• **EXTRACT PROVIDED**:
───

Skip to content
Worix
BrowsePublish
Log inSign Up

Gateway Sentinel

Production-hardened OpenClaw gateway watchdog. Monitors the gateway process using graduated health checks, performs escalating repairs (restart → doctor fix...

83 downloads
Free
Reviewed

🛡️ OpenClaw Guardian

A battle-hardened watchdog that keeps your OpenClaw gateway running — and tells you when it can't.

What It Does

OpenClaw Guardian runs as a background service and continuously monitors the OpenClaw gateway using two independent health signals. When the gateway goes down, it works through an escalating repair sequence before entering a cooldown and waiting for manual help. Every significant event is logged and sent to your configured alert channel(s).

Health Check Strategy (graduated)

  1. CLI check — openclaw gateway status (the authoritative signal)
  2. HTTP fallback — curl http://localhost:${OPENCLAW_PORT}/health (5s timeout)
  3. Both must fail before the guardian considers the gateway truly down

Repair Strategy (escalating)

LevelActionTrigger
1 — Restartopenclaw gateway restartFirst failure
2 — Doctor Fixopenclaw doctor --fix → openclaw gateway startAfter Level 1 fails
3 — Git RollbackStash → reset to last stable commit → pop stashAfter GUARDIAN_MAX_REPAIR failures, only if GUARDIAN_ENABLE_ROLLBACK=true
CooldownSleep GUARDIAN_COOLDOWN secondsAfter all levels exhausted

Note: Level 3 rollback is off by default and requires explicit opt-in via GUARDIAN_ENABLE_ROLLBACK=true. Even then, it always stashes uncommitted work before resetting — your changes are never silently discarded.

───

• **SET PROBLEM 1**: On the watchdog page, what timeout does the HTTP fallback check use?
• **SET PROBLEM 2**: Print everything on the watchdog page from "1. CLI check" down to "Repair Strategy (escalating)".
• **SET PROBLEM 3**: Proceed with the watchdog page from the point where it stops.
The material that comes next is taken from a separate source.

• **DATASET EXTRACT**:
───

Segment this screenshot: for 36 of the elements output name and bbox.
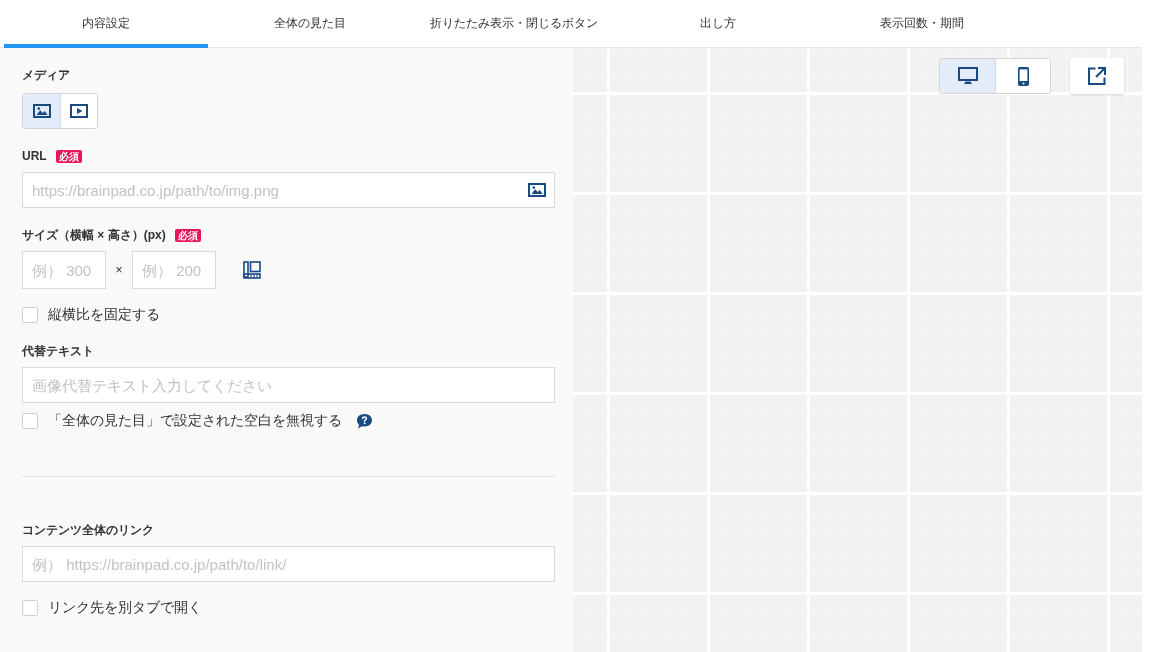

───

• **OUTPUT 1**: A 5-second timeout.

• **OUTPUT 2**:
1. CLI check — openclaw gateway status (the authoritative signal)
  2. HTTP fallback — curl http://localhost:${OPENCLAW_PORT}/health (5s timeout)
  3. Both must fail before the guardian considers the gateway truly down

Repair Strategy (escalating)

• **OUTPUT 3**:
Alerting

Guardian supports both Telegram and Discord simultaneously. If neither is configured, it runs in log-only mode.

Alert events:

  • Guardian started / stopped
  • Gateway down detected
  • Each repair attempt (with level)
  • Repair success / failure
  • Rollback triggered
  • All repairs exhausted (cooldown entered)

Daily Snapshots

Once per calendar day, guardian runs git add -A && git commit in your workspace. It respects .gitignore, so secrets you've excluded stay excluded. Commit message format: guardian: daily snapshot YYYY-MM-DD.


Quick Start

1. Configure environment variables

Create ~/.openclaw/guardian.env (or export in your shell profile):

# Required for alerts — set at least one
export GUARDIAN_TELEGRAM_BOT_TOKEN="bot123456:ABC..."
export GUARDIAN_TELEGRAM_CHAT_ID="-1001234567890"
# OR
export GUARDIAN_DISCORD_WEBHOOK_URL="https://discord.com/api/webhooks/..."

# Optional tuning
export GUARDIAN_CHECK_INTERVAL=30
export GUARDIAN_MAX_REPAIR=3
export GUARDIAN_COOLDOWN=600
export GUARDIAN_ENABLE_ROLLBACK=false  # set true to enable git rollback
export GUARDIAN_WORKSPACE="$HOME/.openclaw/workspace"
export GUARDIAN_LOG="/tmp/openclaw-guardian.log"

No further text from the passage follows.